A block of data
+ + +

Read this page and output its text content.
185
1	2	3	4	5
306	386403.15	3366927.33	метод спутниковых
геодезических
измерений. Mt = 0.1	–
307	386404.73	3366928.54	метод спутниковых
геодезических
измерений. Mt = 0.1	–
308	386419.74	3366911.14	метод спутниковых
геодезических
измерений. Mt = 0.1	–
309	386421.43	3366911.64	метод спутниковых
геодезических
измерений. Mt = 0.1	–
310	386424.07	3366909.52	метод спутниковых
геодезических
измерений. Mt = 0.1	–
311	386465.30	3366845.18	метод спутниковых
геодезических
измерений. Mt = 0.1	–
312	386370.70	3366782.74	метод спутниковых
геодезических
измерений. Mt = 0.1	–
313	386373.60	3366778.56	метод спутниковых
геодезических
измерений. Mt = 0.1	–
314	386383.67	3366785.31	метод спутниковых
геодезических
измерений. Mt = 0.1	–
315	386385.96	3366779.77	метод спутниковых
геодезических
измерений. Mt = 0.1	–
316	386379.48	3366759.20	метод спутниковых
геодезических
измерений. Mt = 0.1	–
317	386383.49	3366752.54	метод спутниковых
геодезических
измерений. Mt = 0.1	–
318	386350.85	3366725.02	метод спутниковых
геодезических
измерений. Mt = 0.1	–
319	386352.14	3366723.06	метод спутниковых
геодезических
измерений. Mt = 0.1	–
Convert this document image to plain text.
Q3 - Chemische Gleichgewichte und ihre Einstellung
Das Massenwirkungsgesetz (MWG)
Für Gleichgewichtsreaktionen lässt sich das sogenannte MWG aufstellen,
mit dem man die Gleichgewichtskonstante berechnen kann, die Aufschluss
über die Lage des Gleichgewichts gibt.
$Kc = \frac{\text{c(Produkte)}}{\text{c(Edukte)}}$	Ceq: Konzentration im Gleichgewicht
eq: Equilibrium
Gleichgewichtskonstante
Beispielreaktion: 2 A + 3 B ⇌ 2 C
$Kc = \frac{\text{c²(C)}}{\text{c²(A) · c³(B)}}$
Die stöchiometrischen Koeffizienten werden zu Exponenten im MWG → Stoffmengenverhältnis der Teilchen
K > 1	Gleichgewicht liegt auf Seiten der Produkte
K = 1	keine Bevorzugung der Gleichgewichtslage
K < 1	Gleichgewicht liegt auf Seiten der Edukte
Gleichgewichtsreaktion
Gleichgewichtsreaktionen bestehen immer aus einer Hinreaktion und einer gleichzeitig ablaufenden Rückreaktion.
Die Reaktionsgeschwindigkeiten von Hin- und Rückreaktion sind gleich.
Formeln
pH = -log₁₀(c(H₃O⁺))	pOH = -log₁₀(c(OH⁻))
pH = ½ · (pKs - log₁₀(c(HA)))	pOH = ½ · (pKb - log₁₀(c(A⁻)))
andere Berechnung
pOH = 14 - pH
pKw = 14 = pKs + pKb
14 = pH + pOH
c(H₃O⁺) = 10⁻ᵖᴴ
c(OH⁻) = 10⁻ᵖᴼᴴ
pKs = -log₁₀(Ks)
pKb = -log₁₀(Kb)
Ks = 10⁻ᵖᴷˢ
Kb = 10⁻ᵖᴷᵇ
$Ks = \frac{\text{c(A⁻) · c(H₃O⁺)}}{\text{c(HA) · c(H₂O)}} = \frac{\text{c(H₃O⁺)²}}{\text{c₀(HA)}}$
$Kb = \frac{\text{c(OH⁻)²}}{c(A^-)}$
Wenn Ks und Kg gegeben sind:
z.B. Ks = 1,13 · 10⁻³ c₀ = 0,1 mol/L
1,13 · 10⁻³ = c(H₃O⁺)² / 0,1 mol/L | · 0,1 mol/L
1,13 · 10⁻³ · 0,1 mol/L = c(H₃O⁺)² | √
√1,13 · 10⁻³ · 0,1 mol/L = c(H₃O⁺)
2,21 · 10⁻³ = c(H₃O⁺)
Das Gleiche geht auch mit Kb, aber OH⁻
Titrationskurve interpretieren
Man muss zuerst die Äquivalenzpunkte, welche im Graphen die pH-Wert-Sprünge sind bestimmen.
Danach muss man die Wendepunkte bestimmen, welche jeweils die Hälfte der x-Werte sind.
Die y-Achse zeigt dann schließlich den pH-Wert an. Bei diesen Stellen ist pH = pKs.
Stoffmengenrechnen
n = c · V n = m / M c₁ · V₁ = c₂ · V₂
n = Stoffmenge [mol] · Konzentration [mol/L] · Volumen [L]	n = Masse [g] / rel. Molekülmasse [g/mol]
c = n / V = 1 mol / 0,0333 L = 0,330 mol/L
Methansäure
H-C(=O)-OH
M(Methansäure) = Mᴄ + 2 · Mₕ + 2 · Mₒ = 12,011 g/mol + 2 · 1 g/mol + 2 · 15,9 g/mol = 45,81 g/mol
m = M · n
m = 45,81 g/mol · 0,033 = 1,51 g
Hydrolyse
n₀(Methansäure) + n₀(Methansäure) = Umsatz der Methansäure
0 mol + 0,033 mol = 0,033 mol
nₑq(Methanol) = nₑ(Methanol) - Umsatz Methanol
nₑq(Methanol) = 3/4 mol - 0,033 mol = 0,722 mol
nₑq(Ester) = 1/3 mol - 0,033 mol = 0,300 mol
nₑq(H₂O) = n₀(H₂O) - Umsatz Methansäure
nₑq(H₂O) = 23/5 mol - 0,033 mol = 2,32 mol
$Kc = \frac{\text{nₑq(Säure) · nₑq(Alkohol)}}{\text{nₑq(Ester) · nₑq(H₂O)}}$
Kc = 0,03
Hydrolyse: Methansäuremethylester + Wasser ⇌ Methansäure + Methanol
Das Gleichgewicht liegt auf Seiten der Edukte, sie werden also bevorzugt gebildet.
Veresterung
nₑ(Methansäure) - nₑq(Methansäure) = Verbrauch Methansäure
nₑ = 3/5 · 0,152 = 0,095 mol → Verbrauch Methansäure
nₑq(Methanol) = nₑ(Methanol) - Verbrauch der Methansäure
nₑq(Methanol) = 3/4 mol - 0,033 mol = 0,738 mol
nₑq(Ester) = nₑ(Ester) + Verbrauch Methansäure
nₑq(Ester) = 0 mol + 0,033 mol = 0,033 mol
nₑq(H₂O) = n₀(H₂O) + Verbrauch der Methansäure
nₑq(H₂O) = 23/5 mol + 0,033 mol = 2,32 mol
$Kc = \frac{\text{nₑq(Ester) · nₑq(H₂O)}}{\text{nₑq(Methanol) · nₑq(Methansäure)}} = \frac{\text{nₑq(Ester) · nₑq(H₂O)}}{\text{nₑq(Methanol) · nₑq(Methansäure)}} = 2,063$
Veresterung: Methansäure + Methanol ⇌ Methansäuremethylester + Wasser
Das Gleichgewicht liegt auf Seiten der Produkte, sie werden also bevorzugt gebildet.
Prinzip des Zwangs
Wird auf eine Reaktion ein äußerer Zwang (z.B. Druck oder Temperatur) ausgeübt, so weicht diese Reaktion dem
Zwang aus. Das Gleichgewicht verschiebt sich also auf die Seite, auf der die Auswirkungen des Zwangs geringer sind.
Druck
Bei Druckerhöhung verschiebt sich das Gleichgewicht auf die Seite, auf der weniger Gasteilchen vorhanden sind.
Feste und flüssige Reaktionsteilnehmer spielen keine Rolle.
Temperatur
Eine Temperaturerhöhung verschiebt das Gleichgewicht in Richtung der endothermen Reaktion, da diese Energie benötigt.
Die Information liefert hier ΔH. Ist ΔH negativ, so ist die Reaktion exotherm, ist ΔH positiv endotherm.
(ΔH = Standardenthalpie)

+ + +

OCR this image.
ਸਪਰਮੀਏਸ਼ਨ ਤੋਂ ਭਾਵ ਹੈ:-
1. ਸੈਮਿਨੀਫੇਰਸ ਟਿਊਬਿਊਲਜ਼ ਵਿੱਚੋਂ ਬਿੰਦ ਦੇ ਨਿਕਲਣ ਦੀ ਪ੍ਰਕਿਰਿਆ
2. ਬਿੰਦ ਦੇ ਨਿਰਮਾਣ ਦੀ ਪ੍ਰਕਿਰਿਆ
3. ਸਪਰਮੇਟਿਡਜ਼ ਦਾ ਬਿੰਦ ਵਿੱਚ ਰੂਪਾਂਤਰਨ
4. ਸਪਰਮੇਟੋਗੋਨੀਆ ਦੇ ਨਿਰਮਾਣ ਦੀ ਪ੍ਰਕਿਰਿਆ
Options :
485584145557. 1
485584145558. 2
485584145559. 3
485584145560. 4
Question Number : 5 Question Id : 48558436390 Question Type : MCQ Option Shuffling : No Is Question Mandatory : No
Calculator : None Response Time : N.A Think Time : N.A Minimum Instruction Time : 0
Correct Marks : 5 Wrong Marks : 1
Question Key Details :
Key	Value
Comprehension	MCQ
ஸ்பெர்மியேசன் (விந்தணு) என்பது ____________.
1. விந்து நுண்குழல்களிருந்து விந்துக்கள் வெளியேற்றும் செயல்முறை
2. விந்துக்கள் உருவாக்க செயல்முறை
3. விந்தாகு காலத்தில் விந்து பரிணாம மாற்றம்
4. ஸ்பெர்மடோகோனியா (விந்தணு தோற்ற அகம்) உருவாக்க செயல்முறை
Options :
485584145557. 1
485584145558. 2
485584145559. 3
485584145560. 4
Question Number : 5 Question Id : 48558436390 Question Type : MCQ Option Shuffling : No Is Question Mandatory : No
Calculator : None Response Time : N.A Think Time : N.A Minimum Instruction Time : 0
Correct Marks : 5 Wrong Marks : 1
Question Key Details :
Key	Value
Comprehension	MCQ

+ + +

#### PROBLEM DETAILS:
Give the number of lines in the listing above that contain "muss", and nothing else.

#### ANSWER TO THE TASK:
2